(Prompt): Your task is to repeat all of the material exactly.

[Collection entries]
+++++

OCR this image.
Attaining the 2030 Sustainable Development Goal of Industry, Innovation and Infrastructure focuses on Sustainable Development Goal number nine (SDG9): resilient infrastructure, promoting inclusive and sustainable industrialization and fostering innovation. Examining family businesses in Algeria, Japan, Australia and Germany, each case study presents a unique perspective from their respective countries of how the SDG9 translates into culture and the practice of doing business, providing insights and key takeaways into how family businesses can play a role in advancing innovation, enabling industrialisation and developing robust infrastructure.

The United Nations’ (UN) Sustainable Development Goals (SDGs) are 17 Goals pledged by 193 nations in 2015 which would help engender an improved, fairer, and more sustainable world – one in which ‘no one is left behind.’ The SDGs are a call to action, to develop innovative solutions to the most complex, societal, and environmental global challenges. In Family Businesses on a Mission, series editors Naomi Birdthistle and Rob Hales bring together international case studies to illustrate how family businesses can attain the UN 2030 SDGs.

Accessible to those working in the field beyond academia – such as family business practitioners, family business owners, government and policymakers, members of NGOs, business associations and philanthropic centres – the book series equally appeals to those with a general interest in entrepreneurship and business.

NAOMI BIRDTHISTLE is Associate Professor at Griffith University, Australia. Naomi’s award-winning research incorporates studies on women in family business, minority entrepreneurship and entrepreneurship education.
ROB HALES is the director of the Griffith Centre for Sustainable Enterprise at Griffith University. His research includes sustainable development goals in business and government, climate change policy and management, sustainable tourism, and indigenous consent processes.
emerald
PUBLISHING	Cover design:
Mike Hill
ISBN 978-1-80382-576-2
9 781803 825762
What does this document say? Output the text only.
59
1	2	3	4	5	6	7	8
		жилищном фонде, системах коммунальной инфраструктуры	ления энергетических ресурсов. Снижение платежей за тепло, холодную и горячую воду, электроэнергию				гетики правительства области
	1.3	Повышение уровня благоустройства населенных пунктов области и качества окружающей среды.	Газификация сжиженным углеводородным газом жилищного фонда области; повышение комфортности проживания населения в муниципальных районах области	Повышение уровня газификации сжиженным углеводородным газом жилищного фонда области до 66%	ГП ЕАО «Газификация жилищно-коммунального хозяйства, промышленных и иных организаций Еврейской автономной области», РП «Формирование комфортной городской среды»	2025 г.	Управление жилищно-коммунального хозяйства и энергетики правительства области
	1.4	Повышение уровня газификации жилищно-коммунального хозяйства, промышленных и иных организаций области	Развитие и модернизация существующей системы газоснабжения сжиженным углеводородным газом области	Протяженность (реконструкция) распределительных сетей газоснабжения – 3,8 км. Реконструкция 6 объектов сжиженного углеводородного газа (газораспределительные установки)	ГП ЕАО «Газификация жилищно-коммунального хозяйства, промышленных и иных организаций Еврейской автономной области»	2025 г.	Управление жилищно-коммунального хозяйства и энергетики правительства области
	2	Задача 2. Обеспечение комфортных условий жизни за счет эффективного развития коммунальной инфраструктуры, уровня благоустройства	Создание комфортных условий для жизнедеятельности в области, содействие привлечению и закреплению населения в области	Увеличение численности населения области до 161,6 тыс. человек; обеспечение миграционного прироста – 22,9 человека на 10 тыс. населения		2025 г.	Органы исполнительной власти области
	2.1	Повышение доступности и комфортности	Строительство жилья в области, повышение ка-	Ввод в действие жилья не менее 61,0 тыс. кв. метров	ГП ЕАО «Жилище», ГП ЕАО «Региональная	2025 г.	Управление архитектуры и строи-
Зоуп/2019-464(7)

+++++

(Task response):
OCR this image.
Attaining the 2030 Sustainable Development Goal of Industry, Innovation and Infrastructure focuses on Sustainable Development Goal number nine (SDG9): resilient infrastructure, promoting inclusive and sustainable industrialization and fostering innovation. Examining family businesses in Algeria, Japan, Australia and Germany, each case study presents a unique perspective from their respective countries of how the SDG9 translates into culture and the practice of doing business, providing insights and key takeaways into how family businesses can play a role in advancing innovation, enabling industrialisation and developing robust infrastructure.

The United Nations’ (UN) Sustainable Development Goals (SDGs) are 17 Goals pledged by 193 nations in 2015 which would help engender an improved, fairer, and more sustainable world – one in which ‘no one is left behind.’ The SDGs are a call to action, to develop innovative solutions to the most complex, societal, and environmental global challenges. In Family Businesses on a Mission, series editors Naomi Birdthistle and Rob Hales bring together international case studies to illustrate how family businesses can attain the UN 2030 SDGs.

Accessible to those working in the field beyond academia – such as family business practitioners, family business owners, government and policymakers, members of NGOs, business associations and philanthropic centres – the book series equally appeals to those with a general interest in entrepreneurship and business.

NAOMI BIRDTHISTLE is Associate Professor at Griffith University, Australia. Naomi’s award-winning research incorporates studies on women in family business, minority entrepreneurship and entrepreneurship education.
ROB HALES is the director of the Griffith Centre for Sustainable Enterprise at Griffith University. His research includes sustainable development goals in business and government, climate change policy and management, sustainable tourism, and indigenous consent processes.
emerald
PUBLISHING	Cover design:
Mike Hill
ISBN 978-1-80382-576-2
9 781803 825762
What does this document say? Output the text only.
59
1	2	3	4	5	6	7	8
		жилищном фонде, системах коммунальной инфраструктуры	ления энергетических ресурсов. Снижение платежей за тепло, холодную и горячую воду, электроэнергию				гетики правительства области
	1.3	Повышение уровня благоустройства населенных пунктов области и качества окружающей среды.	Газификация сжиженным углеводородным газом жилищного фонда области; повышение комфортности проживания населения в муниципальных районах области	Повышение уровня газификации сжиженным углеводородным газом жилищного фонда области до 66%	ГП ЕАО «Газификация жилищно-коммунального хозяйства, промышленных и иных организаций Еврейской автономной области», РП «Формирование комфортной городской среды»	2025 г.	Управление жилищно-коммунального хозяйства и энергетики правительства области
	1.4	Повышение уровня газификации жилищно-коммунального хозяйства, промышленных и иных организаций области	Развитие и модернизация существующей системы газоснабжения сжиженным углеводородным газом области	Протяженность (реконструкция) распределительных сетей газоснабжения – 3,8 км. Реконструкция 6 объектов сжиженного углеводородного газа (газораспределительные установки)	ГП ЕАО «Газификация жилищно-коммунального хозяйства, промышленных и иных организаций Еврейской автономной области»	2025 г.	Управление жилищно-коммунального хозяйства и энергетики правительства области
	2	Задача 2. Обеспечение комфортных условий жизни за счет эффективного развития коммунальной инфраструктуры, уровня благоустройства	Создание комфортных условий для жизнедеятельности в области, содействие привлечению и закреплению населения в области	Увеличение численности населения области до 161,6 тыс. человек; обеспечение миграционного прироста – 22,9 человека на 10 тыс. населения		2025 г.	Органы исполнительной власти области
	2.1	Повышение доступности и комфортности	Строительство жилья в области, повышение ка-	Ввод в действие жилья не менее 61,0 тыс. кв. метров	ГП ЕАО «Жилище», ГП ЕАО «Региональная	2025 г.	Управление архитектуры и строи-
Зоуп/2019-464(7)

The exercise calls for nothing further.